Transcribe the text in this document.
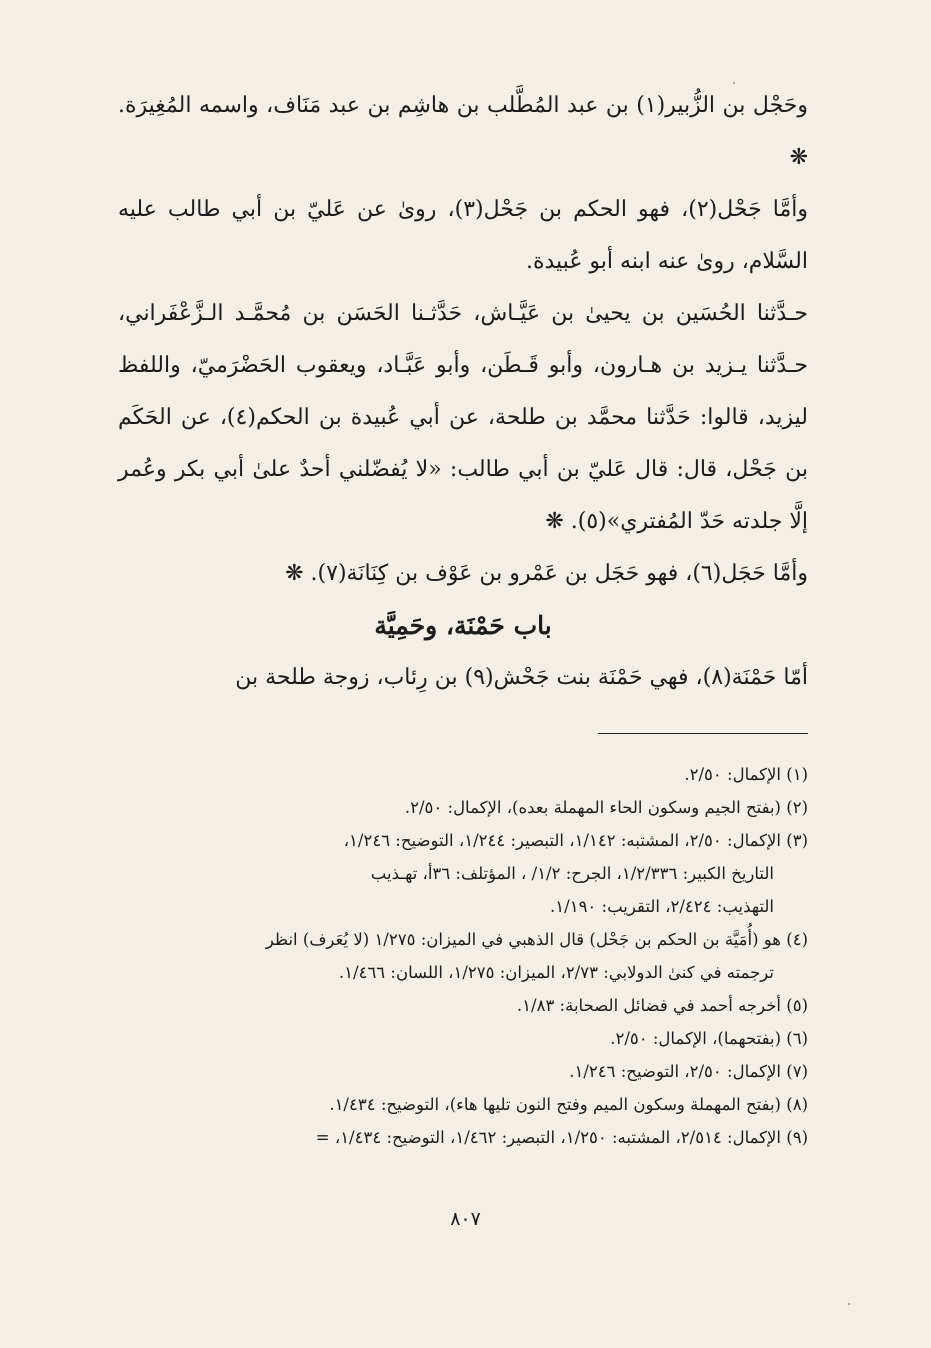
وحَجْل بن الزُّبير(١) بن عبد المُطَّلب بن هاشِم بن عبد مَنَاف، واسمه المُغِيرَة. ❋

وأمَّا جَحْل(٢)، فهو الحكم بن جَحْل(٣)، روىٰ عن عَليّ بن أبي طالب عليه السَّلام، روىٰ عنه ابنه أبو عُبيدة.

حـدَّثنا الحُسَين بن يحيىٰ بن عَيَّـاش، حَدَّثـنا الحَسَن بن مُحمَّـد الـزَّعْفَراني، حـدَّثنا يـزيد بن هـارون، وأبو قَـطَن، وأبو عَبَّـاد، ويعقوب الحَضْرَميّ، واللفظ ليزيد، قالوا: حَدَّثنا محمَّد بن طلحة، عن أبي عُبيدة بن الحكم(٤)، عن الحَكَم بن جَحْل، قال: قال عَليّ بن أبي طالب: «لا يُفضّلني أحدٌ علىٰ أبي بكر وعُمر إلَّا جلدته حَدّ المُفتري»(٥). ❋

وأمَّا حَجَل(٦)، فهو حَجَل بن عَمْرو بن عَوْف بن كِنَانَة(٧). ❋

باب حَمْنَة، وحَمِيَّة

أمّا حَمْنَة(٨)، فهي حَمْنَة بنت جَحْش(٩) بن رِئاب، زوجة طلحة بن

(١) الإكمال: ٢/٥٠.

(٢) (بفتح الجيم وسكون الحاء المهملة بعده)، الإكمال: ٢/٥٠.

(٣) الإكمال: ٢/٥٠، المشتبه: ١/١٤٢، التبصير: ١/٢٤٤، التوضيح: ١/٢٤٦،

التاريخ الكبير: ١/٢/٣٣٦، الجرح: ١/٢/ ، المؤتلف: ٣٦أ، تهـذيب

التهذيب: ٢/٤٢٤، التقريب: ١/١٩٠.

(٤) هو (أُمَيَّة بن الحكم بن جَحْل) قال الذهبي في الميزان: ١/٢٧٥ (لا يُعَرف) انظر

ترجمته في كنىٰ الدولابي: ٢/٧٣، الميزان: ١/٢٧٥، اللسان: ١/٤٦٦.

(٥) أخرجه أحمد في فضائل الصحابة: ١/٨٣.

(٦) (بفتحهما)، الإكمال: ٢/٥٠.

(٧) الإكمال: ٢/٥٠، التوضيح: ١/٢٤٦.

(٨) (بفتح المهملة وسكون الميم وفتح النون تليها هاء)، التوضيح: ١/٤٣٤.

(٩) الإكمال: ٢/٥١٤، المشتبه: ١/٢٥٠، التبصير: ١/٤٦٢، التوضيح: ١/٤٣٤، =

٨٠٧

- - -

What the exercise asks: Without the pictures, extract every entry verbatim.

Finished answer:
Transcribe the text in this document.
وحَجْل بن الزُّبير(١) بن عبد المُطَّلب بن هاشِم بن عبد مَنَاف، واسمه المُغِيرَة. ❋

وأمَّا جَحْل(٢)، فهو الحكم بن جَحْل(٣)، روىٰ عن عَليّ بن أبي طالب عليه السَّلام، روىٰ عنه ابنه أبو عُبيدة.

حـدَّثنا الحُسَين بن يحيىٰ بن عَيَّـاش، حَدَّثـنا الحَسَن بن مُحمَّـد الـزَّعْفَراني، حـدَّثنا يـزيد بن هـارون، وأبو قَـطَن، وأبو عَبَّـاد، ويعقوب الحَضْرَميّ، واللفظ ليزيد، قالوا: حَدَّثنا محمَّد بن طلحة، عن أبي عُبيدة بن الحكم(٤)، عن الحَكَم بن جَحْل، قال: قال عَليّ بن أبي طالب: «لا يُفضّلني أحدٌ علىٰ أبي بكر وعُمر إلَّا جلدته حَدّ المُفتري»(٥). ❋

وأمَّا حَجَل(٦)، فهو حَجَل بن عَمْرو بن عَوْف بن كِنَانَة(٧). ❋

باب حَمْنَة، وحَمِيَّة

أمّا حَمْنَة(٨)، فهي حَمْنَة بنت جَحْش(٩) بن رِئاب، زوجة طلحة بن

(١) الإكمال: ٢/٥٠.

(٢) (بفتح الجيم وسكون الحاء المهملة بعده)، الإكمال: ٢/٥٠.

(٣) الإكمال: ٢/٥٠، المشتبه: ١/١٤٢، التبصير: ١/٢٤٤، التوضيح: ١/٢٤٦،

التاريخ الكبير: ١/٢/٣٣٦، الجرح: ١/٢/ ، المؤتلف: ٣٦أ، تهـذيب

التهذيب: ٢/٤٢٤، التقريب: ١/١٩٠.

(٤) هو (أُمَيَّة بن الحكم بن جَحْل) قال الذهبي في الميزان: ١/٢٧٥ (لا يُعَرف) انظر

ترجمته في كنىٰ الدولابي: ٢/٧٣، الميزان: ١/٢٧٥، اللسان: ١/٤٦٦.

(٥) أخرجه أحمد في فضائل الصحابة: ١/٨٣.

(٦) (بفتحهما)، الإكمال: ٢/٥٠.

(٧) الإكمال: ٢/٥٠، التوضيح: ١/٢٤٦.

(٨) (بفتح المهملة وسكون الميم وفتح النون تليها هاء)، التوضيح: ١/٤٣٤.

(٩) الإكمال: ٢/٥١٤، المشتبه: ١/٢٥٠، التبصير: ١/٤٦٢، التوضيح: ١/٤٣٤، =

٨٠٧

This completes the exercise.